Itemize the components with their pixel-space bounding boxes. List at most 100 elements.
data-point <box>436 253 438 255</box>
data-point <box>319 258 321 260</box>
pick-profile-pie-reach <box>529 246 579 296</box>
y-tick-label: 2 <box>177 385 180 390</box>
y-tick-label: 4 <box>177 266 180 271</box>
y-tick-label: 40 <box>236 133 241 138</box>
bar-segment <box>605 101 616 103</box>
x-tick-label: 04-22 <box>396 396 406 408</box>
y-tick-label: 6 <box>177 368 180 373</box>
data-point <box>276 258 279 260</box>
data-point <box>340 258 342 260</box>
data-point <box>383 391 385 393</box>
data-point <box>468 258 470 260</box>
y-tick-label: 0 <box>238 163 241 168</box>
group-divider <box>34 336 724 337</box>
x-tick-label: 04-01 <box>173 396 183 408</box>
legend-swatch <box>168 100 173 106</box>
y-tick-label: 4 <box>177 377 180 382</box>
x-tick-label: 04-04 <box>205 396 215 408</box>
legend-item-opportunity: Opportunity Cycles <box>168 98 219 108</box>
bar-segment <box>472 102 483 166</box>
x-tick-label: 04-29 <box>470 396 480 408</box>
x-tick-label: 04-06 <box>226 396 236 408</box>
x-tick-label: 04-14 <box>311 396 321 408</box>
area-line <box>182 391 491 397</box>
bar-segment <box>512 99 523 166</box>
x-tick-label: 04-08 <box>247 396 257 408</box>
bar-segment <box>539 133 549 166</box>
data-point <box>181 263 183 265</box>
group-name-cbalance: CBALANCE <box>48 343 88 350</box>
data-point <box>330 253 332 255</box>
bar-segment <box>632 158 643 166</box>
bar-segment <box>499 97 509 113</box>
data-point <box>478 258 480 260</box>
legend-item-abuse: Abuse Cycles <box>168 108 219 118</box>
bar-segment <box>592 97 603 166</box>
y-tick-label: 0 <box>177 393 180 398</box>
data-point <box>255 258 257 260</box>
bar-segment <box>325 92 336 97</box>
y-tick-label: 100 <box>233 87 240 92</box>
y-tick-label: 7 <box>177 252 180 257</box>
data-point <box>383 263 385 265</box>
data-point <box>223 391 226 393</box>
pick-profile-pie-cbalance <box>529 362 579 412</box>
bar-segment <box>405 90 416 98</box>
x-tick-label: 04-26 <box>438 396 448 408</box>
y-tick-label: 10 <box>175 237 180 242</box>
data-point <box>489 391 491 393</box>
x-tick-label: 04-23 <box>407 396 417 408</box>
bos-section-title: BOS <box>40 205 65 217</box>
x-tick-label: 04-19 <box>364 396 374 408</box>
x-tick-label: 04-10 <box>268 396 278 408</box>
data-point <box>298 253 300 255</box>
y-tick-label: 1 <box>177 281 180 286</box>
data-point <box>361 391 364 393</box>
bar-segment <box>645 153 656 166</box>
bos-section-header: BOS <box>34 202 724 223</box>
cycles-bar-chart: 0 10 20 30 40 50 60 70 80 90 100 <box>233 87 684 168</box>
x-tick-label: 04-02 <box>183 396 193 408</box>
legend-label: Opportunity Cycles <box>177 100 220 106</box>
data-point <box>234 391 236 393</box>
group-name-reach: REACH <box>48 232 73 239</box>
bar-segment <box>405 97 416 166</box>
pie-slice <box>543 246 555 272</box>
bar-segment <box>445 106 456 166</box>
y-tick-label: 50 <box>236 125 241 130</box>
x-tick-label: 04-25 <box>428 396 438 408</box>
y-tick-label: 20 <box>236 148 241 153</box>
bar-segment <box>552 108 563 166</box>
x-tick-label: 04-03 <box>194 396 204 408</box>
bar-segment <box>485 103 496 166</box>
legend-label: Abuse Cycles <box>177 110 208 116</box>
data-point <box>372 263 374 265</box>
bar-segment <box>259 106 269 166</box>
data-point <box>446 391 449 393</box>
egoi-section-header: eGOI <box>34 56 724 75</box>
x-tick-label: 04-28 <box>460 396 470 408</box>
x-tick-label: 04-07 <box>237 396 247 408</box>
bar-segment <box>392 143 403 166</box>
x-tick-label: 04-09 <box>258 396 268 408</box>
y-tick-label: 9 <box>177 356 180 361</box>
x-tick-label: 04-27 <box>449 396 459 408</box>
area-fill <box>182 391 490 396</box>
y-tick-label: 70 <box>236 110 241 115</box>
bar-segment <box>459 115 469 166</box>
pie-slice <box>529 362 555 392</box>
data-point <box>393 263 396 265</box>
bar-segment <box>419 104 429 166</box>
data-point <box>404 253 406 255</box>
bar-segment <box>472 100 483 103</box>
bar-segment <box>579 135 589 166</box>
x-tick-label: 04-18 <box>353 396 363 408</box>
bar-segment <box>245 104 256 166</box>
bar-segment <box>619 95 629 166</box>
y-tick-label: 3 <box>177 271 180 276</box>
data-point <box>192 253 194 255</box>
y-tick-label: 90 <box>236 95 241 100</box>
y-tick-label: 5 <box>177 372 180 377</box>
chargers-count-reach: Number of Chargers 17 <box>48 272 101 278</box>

*WHAT THE TASK REQUIRES*: Rewrite the data from its first line through the line containing "y-tick-label: 40 <box>236 133 241 138</box>", substituting "scatter-point" for every "data-point" and leaving everything else the same.

*CORRECT RESULT*:
Itemize the components with their pixel-space bounding boxes. List at most 100 elements.
scatter-point <box>436 253 438 255</box>
scatter-point <box>319 258 321 260</box>
pick-profile-pie-reach <box>529 246 579 296</box>
y-tick-label: 2 <box>177 385 180 390</box>
y-tick-label: 4 <box>177 266 180 271</box>
y-tick-label: 40 <box>236 133 241 138</box>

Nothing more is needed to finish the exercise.